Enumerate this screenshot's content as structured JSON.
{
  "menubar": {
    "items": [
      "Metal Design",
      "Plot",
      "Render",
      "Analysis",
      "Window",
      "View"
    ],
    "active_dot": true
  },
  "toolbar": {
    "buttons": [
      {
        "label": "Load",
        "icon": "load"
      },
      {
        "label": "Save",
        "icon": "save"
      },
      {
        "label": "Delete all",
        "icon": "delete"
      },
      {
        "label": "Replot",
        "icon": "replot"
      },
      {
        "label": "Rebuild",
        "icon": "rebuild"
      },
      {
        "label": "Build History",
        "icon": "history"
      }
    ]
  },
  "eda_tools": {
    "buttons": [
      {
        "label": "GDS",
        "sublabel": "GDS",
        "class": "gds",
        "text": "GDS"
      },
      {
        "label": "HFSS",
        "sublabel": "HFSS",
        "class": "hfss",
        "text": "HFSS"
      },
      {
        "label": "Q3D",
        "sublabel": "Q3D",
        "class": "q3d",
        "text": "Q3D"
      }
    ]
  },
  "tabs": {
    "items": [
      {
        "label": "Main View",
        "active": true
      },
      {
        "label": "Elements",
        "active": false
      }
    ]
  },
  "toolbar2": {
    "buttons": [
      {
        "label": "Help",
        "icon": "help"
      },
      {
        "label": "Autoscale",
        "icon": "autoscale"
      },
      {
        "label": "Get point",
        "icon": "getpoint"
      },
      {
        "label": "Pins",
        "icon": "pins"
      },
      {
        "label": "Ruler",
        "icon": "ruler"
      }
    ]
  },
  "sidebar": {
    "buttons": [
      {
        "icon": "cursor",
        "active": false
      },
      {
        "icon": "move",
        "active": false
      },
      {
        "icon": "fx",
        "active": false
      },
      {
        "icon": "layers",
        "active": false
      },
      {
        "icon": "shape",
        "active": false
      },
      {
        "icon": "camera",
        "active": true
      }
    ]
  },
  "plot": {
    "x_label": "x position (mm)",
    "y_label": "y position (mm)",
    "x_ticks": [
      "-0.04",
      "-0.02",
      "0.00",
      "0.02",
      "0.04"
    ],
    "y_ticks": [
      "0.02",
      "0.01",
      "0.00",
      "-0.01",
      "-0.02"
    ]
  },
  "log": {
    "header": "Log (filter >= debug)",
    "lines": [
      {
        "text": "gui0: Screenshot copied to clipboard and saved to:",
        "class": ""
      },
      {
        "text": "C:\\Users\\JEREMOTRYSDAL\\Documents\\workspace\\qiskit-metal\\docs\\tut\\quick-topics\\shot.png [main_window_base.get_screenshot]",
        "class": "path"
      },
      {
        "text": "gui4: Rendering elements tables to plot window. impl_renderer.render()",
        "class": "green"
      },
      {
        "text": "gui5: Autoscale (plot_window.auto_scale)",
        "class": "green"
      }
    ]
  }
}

_Task goal_
Write out every record, exactly as written.

_Final answer_
Enumerate this screenshot's content as structured JSON.
{
  "menubar": {
    "items": [
      "Metal Design",
      "Plot",
      "Render",
      "Analysis",
      "Window",
      "View"
    ],
    "active_dot": true
  },
  "toolbar": {
    "buttons": [
      {
        "label": "Load",
        "icon": "load"
      },
      {
        "label": "Save",
        "icon": "save"
      },
      {
        "label": "Delete all",
        "icon": "delete"
      },
      {
        "label": "Replot",
        "icon": "replot"
      },
      {
        "label": "Rebuild",
        "icon": "rebuild"
      },
      {
        "label": "Build History",
        "icon": "history"
      }
    ]
  },
  "eda_tools": {
    "buttons": [
      {
        "label": "GDS",
        "sublabel": "GDS",
        "class": "gds",
        "text": "GDS"
      },
      {
        "label": "HFSS",
        "sublabel": "HFSS",
        "class": "hfss",
        "text": "HFSS"
      },
      {
        "label": "Q3D",
        "sublabel": "Q3D",
        "class": "q3d",
        "text": "Q3D"
      }
    ]
  },
  "tabs": {
    "items": [
      {
        "label": "Main View",
        "active": true
      },
      {
        "label": "Elements",
        "active": false
      }
    ]
  },
  "toolbar2": {
    "buttons": [
      {
        "label": "Help",
        "icon": "help"
      },
      {
        "label": "Autoscale",
        "icon": "autoscale"
      },
      {
        "label": "Get point",
        "icon": "getpoint"
      },
      {
        "label": "Pins",
        "icon": "pins"
      },
      {
        "label": "Ruler",
        "icon": "ruler"
      }
    ]
  },
  "sidebar": {
    "buttons": [
      {
        "icon": "cursor",
        "active": false
      },
      {
        "icon": "move",
        "active": false
      },
      {
        "icon": "fx",
        "active": false
      },
      {
        "icon": "layers",
        "active": false
      },
      {
        "icon": "shape",
        "active": false
      },
      {
        "icon": "camera",
        "active": true
      }
    ]
  },
  "plot": {
    "x_label": "x position (mm)",
    "y_label": "y position (mm)",
    "x_ticks": [
      "-0.04",
      "-0.02",
      "0.00",
      "0.02",
      "0.04"
    ],
    "y_ticks": [
      "0.02",
      "0.01",
      "0.00",
      "-0.01",
      "-0.02"
    ]
  },
  "log": {
    "header": "Log (filter >= debug)",
    "lines": [
      {
        "text": "gui0: Screenshot copied to clipboard and saved to:",
        "class": ""
      },
      {
        "text": "C:\\Users\\JEREMOTRYSDAL\\Documents\\workspace\\qiskit-metal\\docs\\tut\\quick-topics\\shot.png [main_window_base.get_screenshot]",
        "class": "path"
      },
      {
        "text": "gui4: Rendering elements tables to plot window. impl_renderer.render()",
        "class": "green"
      },
      {
        "text": "gui5: Autoscale (plot_window.auto_scale)",
        "class": "green"
      }
    ]
  }
}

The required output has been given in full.